** Begin **

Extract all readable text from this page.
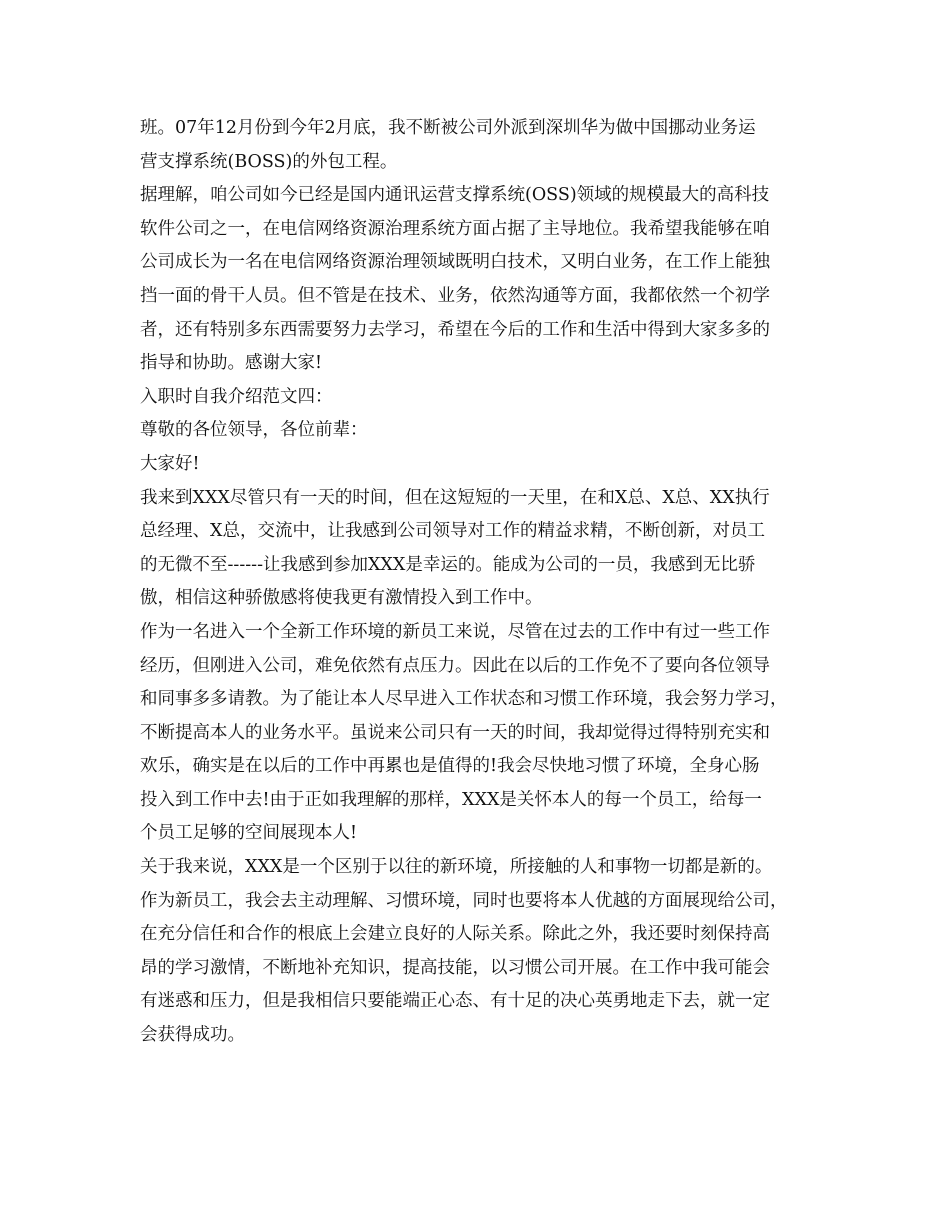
班。07年12月份到今年2月底，我不断被公司外派到深圳华为做中国挪动业务运
营支撑系统(BOSS)的外包工程。
据理解，咱公司如今已经是国内通讯运营支撑系统(OSS)领域的规模最大的高科技
软件公司之一，在电信网络资源治理系统方面占据了主导地位。我希望我能够在咱
公司成长为一名在电信网络资源治理领域既明白技术，又明白业务，在工作上能独
挡一面的骨干人员。但不管是在技术、业务，依然沟通等方面，我都依然一个初学
者，还有特别多东西需要努力去学习，希望在今后的工作和生活中得到大家多多的
指导和协助。感谢大家!
入职时自我介绍范文四：
尊敬的各位领导，各位前辈：
大家好!
我来到XXX尽管只有一天的时间，但在这短短的一天里，在和X总、X总、XX执行
总经理、X总，交流中，让我感到公司领导对工作的精益求精，不断创新，对员工
的无微不至------让我感到参加XXX是幸运的。能成为公司的一员，我感到无比骄
傲，相信这种骄傲感将使我更有激情投入到工作中。
作为一名进入一个全新工作环境的新员工来说，尽管在过去的工作中有过一些工作
经历，但刚进入公司，难免依然有点压力。因此在以后的工作免不了要向各位领导
和同事多多请教。为了能让本人尽早进入工作状态和习惯工作环境，我会努力学习，
不断提高本人的业务水平。虽说来公司只有一天的时间，我却觉得过得特别充实和
欢乐，确实是在以后的工作中再累也是值得的!我会尽快地习惯了环境，全身心肠
投入到工作中去!由于正如我理解的那样，XXX是关怀本人的每一个员工，给每一
个员工足够的空间展现本人!
关于我来说，XXX是一个区别于以往的新环境，所接触的人和事物一切都是新的。
作为新员工，我会去主动理解、习惯环境，同时也要将本人优越的方面展现给公司，
在充分信任和合作的根底上会建立良好的人际关系。除此之外，我还要时刻保持高
昂的学习激情，不断地补充知识，提高技能，以习惯公司开展。在工作中我可能会
有迷惑和压力，但是我相信只要能端正心态、有十足的决心英勇地走下去，就一定
会获得成功。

** End **

[What is expected] Copy the whole listing above word for word but do not carry over the pictures.

[Answer to the problem]
Extract all readable text from this page.
班。07年12月份到今年2月底，我不断被公司外派到深圳华为做中国挪动业务运
营支撑系统(BOSS)的外包工程。
据理解，咱公司如今已经是国内通讯运营支撑系统(OSS)领域的规模最大的高科技
软件公司之一，在电信网络资源治理系统方面占据了主导地位。我希望我能够在咱
公司成长为一名在电信网络资源治理领域既明白技术，又明白业务，在工作上能独
挡一面的骨干人员。但不管是在技术、业务，依然沟通等方面，我都依然一个初学
者，还有特别多东西需要努力去学习，希望在今后的工作和生活中得到大家多多的
指导和协助。感谢大家!
入职时自我介绍范文四：
尊敬的各位领导，各位前辈：
大家好!
我来到XXX尽管只有一天的时间，但在这短短的一天里，在和X总、X总、XX执行
总经理、X总，交流中，让我感到公司领导对工作的精益求精，不断创新，对员工
的无微不至------让我感到参加XXX是幸运的。能成为公司的一员，我感到无比骄
傲，相信这种骄傲感将使我更有激情投入到工作中。
作为一名进入一个全新工作环境的新员工来说，尽管在过去的工作中有过一些工作
经历，但刚进入公司，难免依然有点压力。因此在以后的工作免不了要向各位领导
和同事多多请教。为了能让本人尽早进入工作状态和习惯工作环境，我会努力学习，
不断提高本人的业务水平。虽说来公司只有一天的时间，我却觉得过得特别充实和
欢乐，确实是在以后的工作中再累也是值得的!我会尽快地习惯了环境，全身心肠
投入到工作中去!由于正如我理解的那样，XXX是关怀本人的每一个员工，给每一
个员工足够的空间展现本人!
关于我来说，XXX是一个区别于以往的新环境，所接触的人和事物一切都是新的。
作为新员工，我会去主动理解、习惯环境，同时也要将本人优越的方面展现给公司，
在充分信任和合作的根底上会建立良好的人际关系。除此之外，我还要时刻保持高
昂的学习激情，不断地补充知识，提高技能，以习惯公司开展。在工作中我可能会
有迷惑和压力，但是我相信只要能端正心态、有十足的决心英勇地走下去，就一定
会获得成功。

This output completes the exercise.